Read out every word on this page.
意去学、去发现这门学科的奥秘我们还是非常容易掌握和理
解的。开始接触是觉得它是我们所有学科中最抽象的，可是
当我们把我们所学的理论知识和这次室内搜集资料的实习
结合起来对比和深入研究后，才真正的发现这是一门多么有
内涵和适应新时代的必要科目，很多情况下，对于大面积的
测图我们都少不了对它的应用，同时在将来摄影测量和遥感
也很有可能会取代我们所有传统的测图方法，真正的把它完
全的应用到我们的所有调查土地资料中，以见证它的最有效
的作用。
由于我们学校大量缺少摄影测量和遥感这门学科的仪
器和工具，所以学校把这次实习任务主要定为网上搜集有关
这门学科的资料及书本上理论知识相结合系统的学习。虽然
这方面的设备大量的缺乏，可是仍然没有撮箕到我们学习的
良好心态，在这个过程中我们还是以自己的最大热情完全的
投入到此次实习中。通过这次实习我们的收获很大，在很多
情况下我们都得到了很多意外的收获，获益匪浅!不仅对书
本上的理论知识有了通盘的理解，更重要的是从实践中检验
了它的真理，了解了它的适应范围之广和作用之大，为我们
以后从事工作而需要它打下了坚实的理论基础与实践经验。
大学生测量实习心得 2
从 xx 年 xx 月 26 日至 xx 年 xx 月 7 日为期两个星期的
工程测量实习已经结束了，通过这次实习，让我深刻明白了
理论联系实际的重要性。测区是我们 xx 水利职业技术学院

—————

Send back each record exactly as it stands.

## Output for this task
Read out every word on this page.
意去学、去发现这门学科的奥秘我们还是非常容易掌握和理
解的。开始接触是觉得它是我们所有学科中最抽象的，可是
当我们把我们所学的理论知识和这次室内搜集资料的实习
结合起来对比和深入研究后，才真正的发现这是一门多么有
内涵和适应新时代的必要科目，很多情况下，对于大面积的
测图我们都少不了对它的应用，同时在将来摄影测量和遥感
也很有可能会取代我们所有传统的测图方法，真正的把它完
全的应用到我们的所有调查土地资料中，以见证它的最有效
的作用。
由于我们学校大量缺少摄影测量和遥感这门学科的仪
器和工具，所以学校把这次实习任务主要定为网上搜集有关
这门学科的资料及书本上理论知识相结合系统的学习。虽然
这方面的设备大量的缺乏，可是仍然没有撮箕到我们学习的
良好心态，在这个过程中我们还是以自己的最大热情完全的
投入到此次实习中。通过这次实习我们的收获很大，在很多
情况下我们都得到了很多意外的收获，获益匪浅!不仅对书
本上的理论知识有了通盘的理解，更重要的是从实践中检验
了它的真理，了解了它的适应范围之广和作用之大，为我们
以后从事工作而需要它打下了坚实的理论基础与实践经验。
大学生测量实习心得 2
从 xx 年 xx 月 26 日至 xx 年 xx 月 7 日为期两个星期的
工程测量实习已经结束了，通过这次实习，让我深刻明白了
理论联系实际的重要性。测区是我们 xx 水利职业技术学院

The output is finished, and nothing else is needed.